• **Problem to solve**:
Copy each line in the data that includes the word "Janet".

• **Recorded information**:
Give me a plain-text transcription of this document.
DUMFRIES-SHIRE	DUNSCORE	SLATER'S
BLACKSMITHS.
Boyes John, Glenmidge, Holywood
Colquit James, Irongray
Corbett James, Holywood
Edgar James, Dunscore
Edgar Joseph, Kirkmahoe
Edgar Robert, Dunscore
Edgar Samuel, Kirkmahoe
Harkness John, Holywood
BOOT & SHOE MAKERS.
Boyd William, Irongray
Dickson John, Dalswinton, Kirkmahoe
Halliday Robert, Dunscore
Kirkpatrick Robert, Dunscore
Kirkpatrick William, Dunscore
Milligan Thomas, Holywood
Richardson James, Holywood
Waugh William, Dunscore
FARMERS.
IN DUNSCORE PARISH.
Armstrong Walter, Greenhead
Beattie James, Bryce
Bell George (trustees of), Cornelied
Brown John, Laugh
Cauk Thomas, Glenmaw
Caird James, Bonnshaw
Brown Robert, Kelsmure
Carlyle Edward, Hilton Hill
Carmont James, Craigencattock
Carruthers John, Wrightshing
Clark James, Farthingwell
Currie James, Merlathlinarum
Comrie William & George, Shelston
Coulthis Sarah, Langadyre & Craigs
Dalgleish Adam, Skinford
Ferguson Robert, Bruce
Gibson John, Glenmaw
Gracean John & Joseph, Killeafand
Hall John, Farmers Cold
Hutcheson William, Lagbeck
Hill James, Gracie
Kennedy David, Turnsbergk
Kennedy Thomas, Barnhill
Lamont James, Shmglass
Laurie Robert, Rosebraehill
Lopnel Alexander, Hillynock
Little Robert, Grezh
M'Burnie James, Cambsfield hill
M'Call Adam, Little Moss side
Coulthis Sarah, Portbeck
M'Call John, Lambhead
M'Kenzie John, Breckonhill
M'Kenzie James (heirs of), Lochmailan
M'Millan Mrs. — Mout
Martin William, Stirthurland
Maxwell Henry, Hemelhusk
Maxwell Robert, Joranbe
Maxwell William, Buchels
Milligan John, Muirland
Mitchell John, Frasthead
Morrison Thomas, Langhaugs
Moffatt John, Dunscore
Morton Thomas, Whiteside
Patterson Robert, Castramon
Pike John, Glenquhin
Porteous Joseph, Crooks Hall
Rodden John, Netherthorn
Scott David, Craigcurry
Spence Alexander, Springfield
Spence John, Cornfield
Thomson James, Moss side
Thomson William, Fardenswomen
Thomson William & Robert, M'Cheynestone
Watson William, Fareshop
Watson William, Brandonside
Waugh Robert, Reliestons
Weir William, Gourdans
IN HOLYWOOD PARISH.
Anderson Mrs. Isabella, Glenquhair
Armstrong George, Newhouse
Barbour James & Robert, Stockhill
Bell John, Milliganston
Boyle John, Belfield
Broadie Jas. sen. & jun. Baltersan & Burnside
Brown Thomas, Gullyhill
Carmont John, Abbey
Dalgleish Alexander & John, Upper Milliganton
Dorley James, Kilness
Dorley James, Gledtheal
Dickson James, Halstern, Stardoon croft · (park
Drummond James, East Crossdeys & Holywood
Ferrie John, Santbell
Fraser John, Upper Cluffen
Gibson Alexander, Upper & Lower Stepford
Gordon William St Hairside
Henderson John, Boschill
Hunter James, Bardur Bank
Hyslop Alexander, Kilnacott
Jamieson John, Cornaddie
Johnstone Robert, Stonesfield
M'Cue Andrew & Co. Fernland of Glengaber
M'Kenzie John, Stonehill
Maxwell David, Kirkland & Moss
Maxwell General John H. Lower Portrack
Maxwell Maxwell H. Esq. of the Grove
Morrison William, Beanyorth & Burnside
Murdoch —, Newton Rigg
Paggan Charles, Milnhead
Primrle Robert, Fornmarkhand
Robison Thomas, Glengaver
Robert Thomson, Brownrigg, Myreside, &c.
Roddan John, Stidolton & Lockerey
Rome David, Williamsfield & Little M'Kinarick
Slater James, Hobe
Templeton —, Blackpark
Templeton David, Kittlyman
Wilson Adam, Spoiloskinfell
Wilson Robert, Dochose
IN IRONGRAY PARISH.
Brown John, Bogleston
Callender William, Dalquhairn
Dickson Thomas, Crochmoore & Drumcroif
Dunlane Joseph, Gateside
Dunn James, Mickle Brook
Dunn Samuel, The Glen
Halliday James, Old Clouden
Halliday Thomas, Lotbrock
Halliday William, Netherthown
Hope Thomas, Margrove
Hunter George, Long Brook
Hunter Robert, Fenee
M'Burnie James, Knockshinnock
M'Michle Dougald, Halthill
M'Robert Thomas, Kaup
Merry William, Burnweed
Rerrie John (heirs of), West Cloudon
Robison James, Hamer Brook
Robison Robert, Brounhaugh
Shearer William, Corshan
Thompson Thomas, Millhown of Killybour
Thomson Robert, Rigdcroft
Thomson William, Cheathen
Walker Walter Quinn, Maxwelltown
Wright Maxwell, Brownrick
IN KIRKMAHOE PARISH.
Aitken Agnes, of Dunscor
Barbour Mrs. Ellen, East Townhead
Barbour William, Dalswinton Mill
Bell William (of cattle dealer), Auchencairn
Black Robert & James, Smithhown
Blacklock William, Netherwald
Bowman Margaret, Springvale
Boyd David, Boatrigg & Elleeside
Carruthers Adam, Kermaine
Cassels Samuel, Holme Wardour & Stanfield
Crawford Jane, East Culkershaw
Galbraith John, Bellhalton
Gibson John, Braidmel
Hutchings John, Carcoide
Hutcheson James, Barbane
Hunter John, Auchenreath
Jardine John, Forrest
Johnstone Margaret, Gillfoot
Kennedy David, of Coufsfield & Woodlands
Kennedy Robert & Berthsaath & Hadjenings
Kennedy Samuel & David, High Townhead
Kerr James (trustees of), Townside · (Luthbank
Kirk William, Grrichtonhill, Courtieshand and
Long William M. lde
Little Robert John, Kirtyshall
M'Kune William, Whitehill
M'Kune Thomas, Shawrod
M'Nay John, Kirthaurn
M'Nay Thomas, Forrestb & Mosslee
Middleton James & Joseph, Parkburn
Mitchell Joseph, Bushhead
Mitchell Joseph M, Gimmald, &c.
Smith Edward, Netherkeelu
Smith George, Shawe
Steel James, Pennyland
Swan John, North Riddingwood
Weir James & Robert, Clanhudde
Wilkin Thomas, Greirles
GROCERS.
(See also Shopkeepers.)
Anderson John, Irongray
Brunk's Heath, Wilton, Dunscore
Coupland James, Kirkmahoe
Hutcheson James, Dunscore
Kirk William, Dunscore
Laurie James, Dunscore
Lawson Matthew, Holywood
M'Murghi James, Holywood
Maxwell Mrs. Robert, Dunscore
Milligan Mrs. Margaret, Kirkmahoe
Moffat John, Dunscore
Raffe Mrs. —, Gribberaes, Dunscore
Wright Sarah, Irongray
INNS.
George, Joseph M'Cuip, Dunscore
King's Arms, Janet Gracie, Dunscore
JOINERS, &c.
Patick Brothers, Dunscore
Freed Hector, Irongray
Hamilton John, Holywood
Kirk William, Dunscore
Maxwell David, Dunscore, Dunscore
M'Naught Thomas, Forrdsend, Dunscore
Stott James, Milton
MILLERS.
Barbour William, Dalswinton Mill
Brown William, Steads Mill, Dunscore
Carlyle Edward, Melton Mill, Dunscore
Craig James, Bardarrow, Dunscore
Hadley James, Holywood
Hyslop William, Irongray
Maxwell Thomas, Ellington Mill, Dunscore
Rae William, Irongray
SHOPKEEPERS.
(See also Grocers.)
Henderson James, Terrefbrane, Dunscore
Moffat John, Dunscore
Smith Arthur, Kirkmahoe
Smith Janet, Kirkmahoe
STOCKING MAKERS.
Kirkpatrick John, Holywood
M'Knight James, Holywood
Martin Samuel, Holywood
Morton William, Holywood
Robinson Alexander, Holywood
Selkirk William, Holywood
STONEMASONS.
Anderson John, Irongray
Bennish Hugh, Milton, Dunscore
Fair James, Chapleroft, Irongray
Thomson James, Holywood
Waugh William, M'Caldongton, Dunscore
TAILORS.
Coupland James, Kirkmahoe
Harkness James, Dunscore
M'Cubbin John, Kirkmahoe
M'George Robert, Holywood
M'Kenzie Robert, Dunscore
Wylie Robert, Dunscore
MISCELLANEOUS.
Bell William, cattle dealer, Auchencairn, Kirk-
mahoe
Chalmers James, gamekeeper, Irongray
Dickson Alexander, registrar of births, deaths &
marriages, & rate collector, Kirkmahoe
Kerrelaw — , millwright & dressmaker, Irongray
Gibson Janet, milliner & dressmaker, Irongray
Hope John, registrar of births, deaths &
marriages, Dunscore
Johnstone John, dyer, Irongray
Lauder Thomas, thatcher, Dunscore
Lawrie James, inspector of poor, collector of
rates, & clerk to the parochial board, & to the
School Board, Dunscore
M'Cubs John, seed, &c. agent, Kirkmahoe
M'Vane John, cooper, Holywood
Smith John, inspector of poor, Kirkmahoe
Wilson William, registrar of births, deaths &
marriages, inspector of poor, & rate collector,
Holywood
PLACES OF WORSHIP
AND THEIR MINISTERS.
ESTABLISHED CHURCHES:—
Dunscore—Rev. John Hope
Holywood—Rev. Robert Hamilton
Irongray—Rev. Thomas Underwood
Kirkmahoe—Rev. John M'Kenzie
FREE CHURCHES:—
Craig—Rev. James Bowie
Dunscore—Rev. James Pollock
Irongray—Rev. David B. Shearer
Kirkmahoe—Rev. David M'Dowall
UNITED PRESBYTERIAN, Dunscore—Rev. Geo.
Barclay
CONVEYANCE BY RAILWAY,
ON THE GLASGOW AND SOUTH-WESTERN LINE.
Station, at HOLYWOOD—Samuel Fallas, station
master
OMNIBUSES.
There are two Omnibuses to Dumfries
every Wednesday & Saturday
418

• **Output of the task**:
King's Arms, Janet Gracie, Dunscore
Smith Janet, Kirkmahoe
Gibson Janet, milliner & dressmaker, Irongray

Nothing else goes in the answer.